● **Short exercise**
Could you copy every line from the material below in which "اليمين" appears?
╔══
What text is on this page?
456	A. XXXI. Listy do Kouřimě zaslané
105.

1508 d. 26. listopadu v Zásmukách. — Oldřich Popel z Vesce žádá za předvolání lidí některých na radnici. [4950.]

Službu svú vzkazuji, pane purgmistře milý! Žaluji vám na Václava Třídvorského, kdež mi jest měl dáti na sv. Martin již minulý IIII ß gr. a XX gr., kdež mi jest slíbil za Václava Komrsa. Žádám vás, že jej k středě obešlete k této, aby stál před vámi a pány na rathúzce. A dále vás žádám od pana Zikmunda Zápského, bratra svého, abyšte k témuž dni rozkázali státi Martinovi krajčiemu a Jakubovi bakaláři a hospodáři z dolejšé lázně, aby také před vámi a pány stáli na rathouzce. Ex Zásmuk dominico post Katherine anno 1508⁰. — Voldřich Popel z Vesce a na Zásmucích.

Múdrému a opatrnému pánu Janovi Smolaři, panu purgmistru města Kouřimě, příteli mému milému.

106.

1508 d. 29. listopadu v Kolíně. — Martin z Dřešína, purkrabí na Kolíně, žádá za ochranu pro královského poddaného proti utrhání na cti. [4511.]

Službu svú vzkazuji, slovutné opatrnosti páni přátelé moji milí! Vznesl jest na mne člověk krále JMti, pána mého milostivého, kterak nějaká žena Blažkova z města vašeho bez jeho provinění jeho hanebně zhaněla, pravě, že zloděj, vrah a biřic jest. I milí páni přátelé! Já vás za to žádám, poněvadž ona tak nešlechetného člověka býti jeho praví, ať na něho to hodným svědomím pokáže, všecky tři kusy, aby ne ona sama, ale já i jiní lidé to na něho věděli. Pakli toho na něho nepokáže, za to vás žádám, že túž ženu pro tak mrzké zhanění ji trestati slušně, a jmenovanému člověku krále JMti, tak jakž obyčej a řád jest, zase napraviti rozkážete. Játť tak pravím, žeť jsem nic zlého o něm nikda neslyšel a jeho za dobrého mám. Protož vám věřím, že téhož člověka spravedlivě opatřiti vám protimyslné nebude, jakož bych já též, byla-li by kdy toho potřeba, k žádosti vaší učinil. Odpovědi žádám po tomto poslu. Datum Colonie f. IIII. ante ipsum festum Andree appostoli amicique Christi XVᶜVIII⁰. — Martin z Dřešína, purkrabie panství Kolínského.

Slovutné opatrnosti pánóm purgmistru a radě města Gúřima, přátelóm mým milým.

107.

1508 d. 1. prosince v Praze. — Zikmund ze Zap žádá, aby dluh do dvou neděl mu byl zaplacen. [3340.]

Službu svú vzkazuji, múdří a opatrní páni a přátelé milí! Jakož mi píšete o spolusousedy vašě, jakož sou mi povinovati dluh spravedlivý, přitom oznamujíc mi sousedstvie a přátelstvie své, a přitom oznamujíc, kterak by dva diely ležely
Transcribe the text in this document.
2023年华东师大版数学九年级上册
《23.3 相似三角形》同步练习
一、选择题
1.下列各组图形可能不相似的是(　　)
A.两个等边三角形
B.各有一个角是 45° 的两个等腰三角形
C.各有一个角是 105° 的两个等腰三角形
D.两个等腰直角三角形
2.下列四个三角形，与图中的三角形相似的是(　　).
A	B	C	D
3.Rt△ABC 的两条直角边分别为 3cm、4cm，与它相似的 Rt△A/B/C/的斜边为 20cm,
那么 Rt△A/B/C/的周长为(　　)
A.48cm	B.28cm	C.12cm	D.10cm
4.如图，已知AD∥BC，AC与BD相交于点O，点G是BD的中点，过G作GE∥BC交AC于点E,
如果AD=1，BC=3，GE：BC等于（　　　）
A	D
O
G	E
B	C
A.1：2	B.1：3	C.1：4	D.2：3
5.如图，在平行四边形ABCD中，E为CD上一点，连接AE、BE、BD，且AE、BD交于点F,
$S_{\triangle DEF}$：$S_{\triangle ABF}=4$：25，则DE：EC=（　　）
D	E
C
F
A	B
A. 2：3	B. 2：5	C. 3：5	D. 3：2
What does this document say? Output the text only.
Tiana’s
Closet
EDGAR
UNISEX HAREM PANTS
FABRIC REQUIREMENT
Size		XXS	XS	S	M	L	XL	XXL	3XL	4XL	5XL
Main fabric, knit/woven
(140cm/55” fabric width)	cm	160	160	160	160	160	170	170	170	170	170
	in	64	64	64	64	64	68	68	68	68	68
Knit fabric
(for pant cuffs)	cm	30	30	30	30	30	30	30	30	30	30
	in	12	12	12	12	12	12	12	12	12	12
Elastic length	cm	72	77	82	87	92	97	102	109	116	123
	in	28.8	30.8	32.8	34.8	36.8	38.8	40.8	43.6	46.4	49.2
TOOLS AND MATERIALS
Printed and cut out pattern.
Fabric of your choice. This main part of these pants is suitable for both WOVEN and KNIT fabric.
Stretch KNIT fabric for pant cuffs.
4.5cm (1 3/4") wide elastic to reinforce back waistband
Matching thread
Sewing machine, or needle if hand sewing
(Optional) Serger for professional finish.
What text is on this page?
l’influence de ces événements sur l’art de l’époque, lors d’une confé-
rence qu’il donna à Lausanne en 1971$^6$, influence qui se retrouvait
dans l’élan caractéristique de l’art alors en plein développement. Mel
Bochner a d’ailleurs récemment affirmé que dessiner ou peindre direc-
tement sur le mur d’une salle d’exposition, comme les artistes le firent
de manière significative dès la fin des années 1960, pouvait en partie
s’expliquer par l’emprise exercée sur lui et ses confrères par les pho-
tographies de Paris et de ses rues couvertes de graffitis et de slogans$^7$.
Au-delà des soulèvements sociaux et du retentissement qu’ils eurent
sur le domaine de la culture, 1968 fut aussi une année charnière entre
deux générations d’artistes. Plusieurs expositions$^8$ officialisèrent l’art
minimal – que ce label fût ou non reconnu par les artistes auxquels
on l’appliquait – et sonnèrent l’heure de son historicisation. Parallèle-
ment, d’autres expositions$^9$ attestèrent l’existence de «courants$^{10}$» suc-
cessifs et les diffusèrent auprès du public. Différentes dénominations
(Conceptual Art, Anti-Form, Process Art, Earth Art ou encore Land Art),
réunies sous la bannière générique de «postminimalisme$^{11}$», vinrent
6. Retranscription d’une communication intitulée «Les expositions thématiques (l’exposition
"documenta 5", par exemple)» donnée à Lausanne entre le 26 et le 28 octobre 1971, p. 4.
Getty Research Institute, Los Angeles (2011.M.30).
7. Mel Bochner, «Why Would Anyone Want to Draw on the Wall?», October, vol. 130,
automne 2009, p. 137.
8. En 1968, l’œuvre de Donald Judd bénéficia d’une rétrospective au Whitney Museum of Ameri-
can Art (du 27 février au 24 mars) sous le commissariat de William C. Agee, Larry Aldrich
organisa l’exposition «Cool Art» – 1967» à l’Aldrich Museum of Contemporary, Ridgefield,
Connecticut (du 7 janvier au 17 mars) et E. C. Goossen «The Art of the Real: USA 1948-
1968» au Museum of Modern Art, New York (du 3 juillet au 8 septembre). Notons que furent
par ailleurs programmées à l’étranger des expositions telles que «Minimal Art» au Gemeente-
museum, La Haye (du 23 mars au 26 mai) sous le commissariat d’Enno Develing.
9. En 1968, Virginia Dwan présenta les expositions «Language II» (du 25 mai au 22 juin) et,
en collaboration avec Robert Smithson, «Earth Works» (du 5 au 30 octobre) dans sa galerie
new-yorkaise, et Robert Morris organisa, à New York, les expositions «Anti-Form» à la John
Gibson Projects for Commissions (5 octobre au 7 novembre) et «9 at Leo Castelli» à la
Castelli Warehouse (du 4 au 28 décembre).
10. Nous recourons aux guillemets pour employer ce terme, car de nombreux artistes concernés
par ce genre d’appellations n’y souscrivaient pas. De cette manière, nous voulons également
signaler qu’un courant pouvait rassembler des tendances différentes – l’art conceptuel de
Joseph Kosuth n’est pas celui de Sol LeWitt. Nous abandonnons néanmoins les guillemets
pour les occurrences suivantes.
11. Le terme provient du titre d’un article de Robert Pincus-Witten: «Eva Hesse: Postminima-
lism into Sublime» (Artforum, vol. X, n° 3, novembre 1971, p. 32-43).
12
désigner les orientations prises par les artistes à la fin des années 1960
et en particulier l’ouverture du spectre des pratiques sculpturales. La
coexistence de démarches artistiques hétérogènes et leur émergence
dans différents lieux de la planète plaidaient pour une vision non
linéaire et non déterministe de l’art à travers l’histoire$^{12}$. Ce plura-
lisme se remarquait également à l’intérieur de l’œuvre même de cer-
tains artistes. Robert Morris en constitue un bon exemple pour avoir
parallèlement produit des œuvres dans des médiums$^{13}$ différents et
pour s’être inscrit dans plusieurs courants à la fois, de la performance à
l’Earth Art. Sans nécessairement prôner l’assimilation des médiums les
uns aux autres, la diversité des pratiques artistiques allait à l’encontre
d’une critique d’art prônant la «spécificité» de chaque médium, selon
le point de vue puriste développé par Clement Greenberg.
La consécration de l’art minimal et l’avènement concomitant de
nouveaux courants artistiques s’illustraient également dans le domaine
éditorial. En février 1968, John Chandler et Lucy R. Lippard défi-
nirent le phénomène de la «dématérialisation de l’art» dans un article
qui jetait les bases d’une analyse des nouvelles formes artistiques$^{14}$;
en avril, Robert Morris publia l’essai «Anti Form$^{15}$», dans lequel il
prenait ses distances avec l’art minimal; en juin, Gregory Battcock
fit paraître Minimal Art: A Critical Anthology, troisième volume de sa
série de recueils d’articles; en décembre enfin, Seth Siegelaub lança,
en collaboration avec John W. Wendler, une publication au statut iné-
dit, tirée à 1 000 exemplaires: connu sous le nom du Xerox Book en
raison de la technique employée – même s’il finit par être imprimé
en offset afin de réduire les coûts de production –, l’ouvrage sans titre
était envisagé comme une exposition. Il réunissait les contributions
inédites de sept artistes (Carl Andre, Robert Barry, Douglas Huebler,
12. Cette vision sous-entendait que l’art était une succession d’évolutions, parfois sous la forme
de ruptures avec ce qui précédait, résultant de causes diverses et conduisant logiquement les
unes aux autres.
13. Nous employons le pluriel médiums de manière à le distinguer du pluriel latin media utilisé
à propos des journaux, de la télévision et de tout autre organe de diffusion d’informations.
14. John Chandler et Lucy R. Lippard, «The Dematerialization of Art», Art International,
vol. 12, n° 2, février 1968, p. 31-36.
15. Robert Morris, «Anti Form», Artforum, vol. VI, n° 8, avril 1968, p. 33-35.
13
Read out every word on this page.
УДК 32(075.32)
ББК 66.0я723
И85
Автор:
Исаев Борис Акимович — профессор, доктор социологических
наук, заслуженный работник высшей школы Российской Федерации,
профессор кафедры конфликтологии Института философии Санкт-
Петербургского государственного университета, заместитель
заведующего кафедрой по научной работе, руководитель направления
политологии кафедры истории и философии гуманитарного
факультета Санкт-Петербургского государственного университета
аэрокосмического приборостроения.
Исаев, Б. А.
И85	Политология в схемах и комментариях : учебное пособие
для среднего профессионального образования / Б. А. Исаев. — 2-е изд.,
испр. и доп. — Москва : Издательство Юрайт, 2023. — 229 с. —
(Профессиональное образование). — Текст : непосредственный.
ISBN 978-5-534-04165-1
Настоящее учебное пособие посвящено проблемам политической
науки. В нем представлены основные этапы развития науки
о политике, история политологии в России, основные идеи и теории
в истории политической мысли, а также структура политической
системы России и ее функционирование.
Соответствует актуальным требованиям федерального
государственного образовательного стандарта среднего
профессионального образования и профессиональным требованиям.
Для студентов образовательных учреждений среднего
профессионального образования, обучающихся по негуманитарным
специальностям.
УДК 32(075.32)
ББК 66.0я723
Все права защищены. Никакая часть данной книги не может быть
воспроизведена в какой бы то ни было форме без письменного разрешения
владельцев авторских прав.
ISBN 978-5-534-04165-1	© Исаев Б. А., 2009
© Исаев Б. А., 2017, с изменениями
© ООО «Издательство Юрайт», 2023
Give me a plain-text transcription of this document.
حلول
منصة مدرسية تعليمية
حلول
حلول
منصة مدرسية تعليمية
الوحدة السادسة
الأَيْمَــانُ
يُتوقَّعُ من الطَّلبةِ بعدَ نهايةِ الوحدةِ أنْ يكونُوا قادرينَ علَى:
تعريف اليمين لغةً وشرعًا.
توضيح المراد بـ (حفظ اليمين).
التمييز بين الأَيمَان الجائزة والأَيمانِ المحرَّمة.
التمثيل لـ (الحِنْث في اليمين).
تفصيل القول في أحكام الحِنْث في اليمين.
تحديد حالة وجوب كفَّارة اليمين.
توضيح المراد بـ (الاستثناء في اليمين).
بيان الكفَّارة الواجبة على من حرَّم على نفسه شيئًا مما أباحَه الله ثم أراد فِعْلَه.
╚══
● **The solution**
تعريف اليمين لغةً وشرعًا.
توضيح المراد بـ (حفظ اليمين).
التمثيل لـ (الحِنْث في اليمين).
تفصيل القول في أحكام الحِنْث في اليمين.
تحديد حالة وجوب كفَّارة اليمين.
توضيح المراد بـ (الاستثناء في اليمين).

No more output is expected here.